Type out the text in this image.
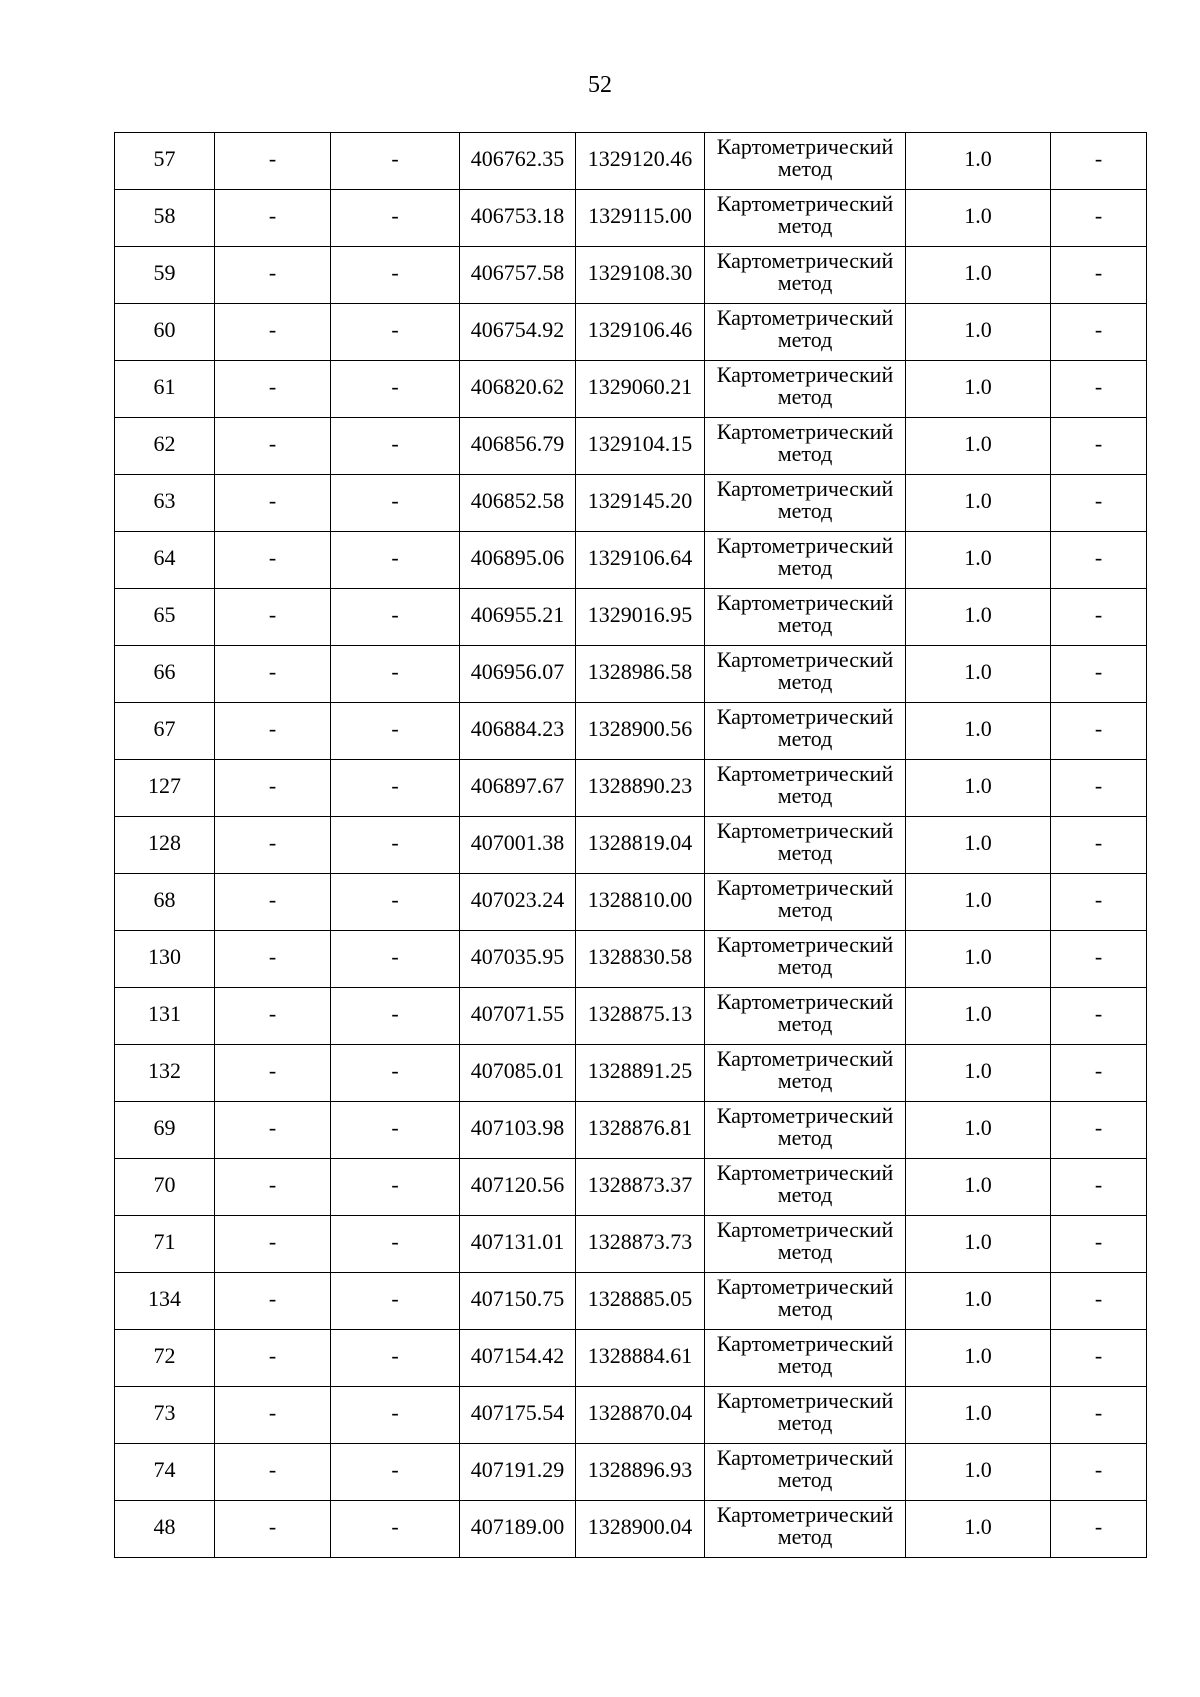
52
57	-	-	406762.35	1329120.46	Картометрический метод	1.0	-

58	-	-	406753.18	1329115.00	Картометрический метод	1.0	-

59	-	-	406757.58	1329108.30	Картометрический метод	1.0	-

60	-	-	406754.92	1329106.46	Картометрический метод	1.0	-

61	-	-	406820.62	1329060.21	Картометрический метод	1.0	-

62	-	-	406856.79	1329104.15	Картометрический метод	1.0	-

63	-	-	406852.58	1329145.20	Картометрический метод	1.0	-

64	-	-	406895.06	1329106.64	Картометрический метод	1.0	-

65	-	-	406955.21	1329016.95	Картометрический метод	1.0	-

66	-	-	406956.07	1328986.58	Картометрический метод	1.0	-

67	-	-	406884.23	1328900.56	Картометрический метод	1.0	-

127	-	-	406897.67	1328890.23	Картометрический метод	1.0	-

128	-	-	407001.38	1328819.04	Картометрический метод	1.0	-

68	-	-	407023.24	1328810.00	Картометрический метод	1.0	-

130	-	-	407035.95	1328830.58	Картометрический метод	1.0	-

131	-	-	407071.55	1328875.13	Картометрический метод	1.0	-

132	-	-	407085.01	1328891.25	Картометрический метод	1.0	-

69	-	-	407103.98	1328876.81	Картометрический метод	1.0	-

70	-	-	407120.56	1328873.37	Картометрический метод	1.0	-

71	-	-	407131.01	1328873.73	Картометрический метод	1.0	-

134	-	-	407150.75	1328885.05	Картометрический метод	1.0	-

72	-	-	407154.42	1328884.61	Картометрический метод	1.0	-

73	-	-	407175.54	1328870.04	Картометрический метод	1.0	-

74	-	-	407191.29	1328896.93	Картометрический метод	1.0	-

48	-	-	407189.00	1328900.04	Картометрический метод	1.0	-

........

_Task description_
Write out the full listing verbatim, excluding its pictures.

_Full output_
Type out the text in this image.
52
57	-	-	406762.35	1329120.46	Картометрический метод	1.0	-

58	-	-	406753.18	1329115.00	Картометрический метод	1.0	-

59	-	-	406757.58	1329108.30	Картометрический метод	1.0	-

60	-	-	406754.92	1329106.46	Картометрический метод	1.0	-

61	-	-	406820.62	1329060.21	Картометрический метод	1.0	-

62	-	-	406856.79	1329104.15	Картометрический метод	1.0	-

63	-	-	406852.58	1329145.20	Картометрический метод	1.0	-

64	-	-	406895.06	1329106.64	Картометрический метод	1.0	-

65	-	-	406955.21	1329016.95	Картометрический метод	1.0	-

66	-	-	406956.07	1328986.58	Картометрический метод	1.0	-

67	-	-	406884.23	1328900.56	Картометрический метод	1.0	-

127	-	-	406897.67	1328890.23	Картометрический метод	1.0	-

128	-	-	407001.38	1328819.04	Картометрический метод	1.0	-

68	-	-	407023.24	1328810.00	Картометрический метод	1.0	-

130	-	-	407035.95	1328830.58	Картометрический метод	1.0	-

131	-	-	407071.55	1328875.13	Картометрический метод	1.0	-

132	-	-	407085.01	1328891.25	Картометрический метод	1.0	-

69	-	-	407103.98	1328876.81	Картометрический метод	1.0	-

70	-	-	407120.56	1328873.37	Картометрический метод	1.0	-

71	-	-	407131.01	1328873.73	Картометрический метод	1.0	-

134	-	-	407150.75	1328885.05	Картометрический метод	1.0	-

72	-	-	407154.42	1328884.61	Картометрический метод	1.0	-

73	-	-	407175.54	1328870.04	Картометрический метод	1.0	-

74	-	-	407191.29	1328896.93	Картометрический метод	1.0	-

48	-	-	407189.00	1328900.04	Картометрический метод	1.0	-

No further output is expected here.